◆ **Data supplied**:

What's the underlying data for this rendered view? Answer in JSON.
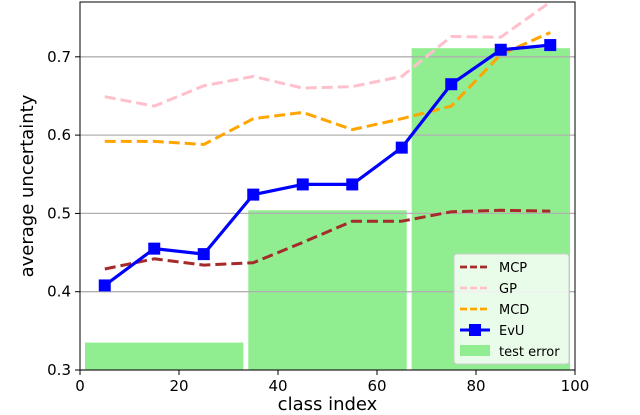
{
  "chart_data": {
    "type": "line",
    "title": "",
    "xlabel": "class index",
    "ylabel": "average uncertainty",
    "xlim": [
      0,
      100
    ],
    "ylim": [
      0.3,
      0.77
    ],
    "x_ticks": [
      0,
      20,
      40,
      60,
      80,
      100
    ],
    "y_ticks": [
      0.3,
      0.4,
      0.5,
      0.6,
      0.7
    ],
    "grid": "horizontal",
    "legend_position": "lower-right",
    "x": [
      5,
      15,
      25,
      35,
      45,
      55,
      65,
      75,
      85,
      95
    ],
    "series": [
      {
        "name": "MCP",
        "color": "#a52a2a",
        "style": "dashed",
        "values": [
          0.429,
          0.442,
          0.434,
          0.437,
          0.463,
          0.49,
          0.49,
          0.502,
          0.504,
          0.503
        ]
      },
      {
        "name": "GP",
        "color": "#ffc0cb",
        "style": "dashed",
        "values": [
          0.649,
          0.637,
          0.663,
          0.675,
          0.66,
          0.662,
          0.675,
          0.726,
          0.725,
          0.77
        ]
      },
      {
        "name": "MCD",
        "color": "#ffa500",
        "style": "dashed",
        "values": [
          0.592,
          0.592,
          0.588,
          0.621,
          0.629,
          0.607,
          0.621,
          0.637,
          0.703,
          0.731
        ]
      },
      {
        "name": "EvU",
        "color": "#0000ff",
        "style": "solid",
        "marker": "square",
        "values": [
          0.408,
          0.455,
          0.448,
          0.524,
          0.537,
          0.537,
          0.584,
          0.665,
          0.709,
          0.715
        ]
      }
    ],
    "bars": {
      "name": "test error",
      "color": "#90ee90",
      "items": [
        {
          "x0": 1,
          "x1": 33,
          "value": 0.335
        },
        {
          "x0": 34,
          "x1": 66,
          "value": 0.504
        },
        {
          "x0": 67,
          "x1": 99,
          "value": 0.711
        }
      ]
    }
  }
}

◆ **Written task**:
Retype all the records shown above, character for character. Omit every picture.

◆ **Expected answer**:
What's the underlying data for this rendered view? Answer in JSON.
{
  "chart_data": {
    "type": "line",
    "title": "",
    "xlabel": "class index",
    "ylabel": "average uncertainty",
    "xlim": [
      0,
      100
    ],
    "ylim": [
      0.3,
      0.77
    ],
    "x_ticks": [
      0,
      20,
      40,
      60,
      80,
      100
    ],
    "y_ticks": [
      0.3,
      0.4,
      0.5,
      0.6,
      0.7
    ],
    "grid": "horizontal",
    "legend_position": "lower-right",
    "x": [
      5,
      15,
      25,
      35,
      45,
      55,
      65,
      75,
      85,
      95
    ],
    "series": [
      {
        "name": "MCP",
        "color": "#a52a2a",
        "style": "dashed",
        "values": [
          0.429,
          0.442,
          0.434,
          0.437,
          0.463,
          0.49,
          0.49,
          0.502,
          0.504,
          0.503
        ]
      },
      {
        "name": "GP",
        "color": "#ffc0cb",
        "style": "dashed",
        "values": [
          0.649,
          0.637,
          0.663,
          0.675,
          0.66,
          0.662,
          0.675,
          0.726,
          0.725,
          0.77
        ]
      },
      {
        "name": "MCD",
        "color": "#ffa500",
        "style": "dashed",
        "values": [
          0.592,
          0.592,
          0.588,
          0.621,
          0.629,
          0.607,
          0.621,
          0.637,
          0.703,
          0.731
        ]
      },
      {
        "name": "EvU",
        "color": "#0000ff",
        "style": "solid",
        "marker": "square",
        "values": [
          0.408,
          0.455,
          0.448,
          0.524,
          0.537,
          0.537,
          0.584,
          0.665,
          0.709,
          0.715
        ]
      }
    ],
    "bars": {
      "name": "test error",
      "color": "#90ee90",
      "items": [
        {
          "x0": 1,
          "x1": 33,
          "value": 0.335
        },
        {
          "x0": 34,
          "x1": 66,
          "value": 0.504
        },
        {
          "x0": 67,
          "x1": 99,
          "value": 0.711
        }
      ]
    }
  }
}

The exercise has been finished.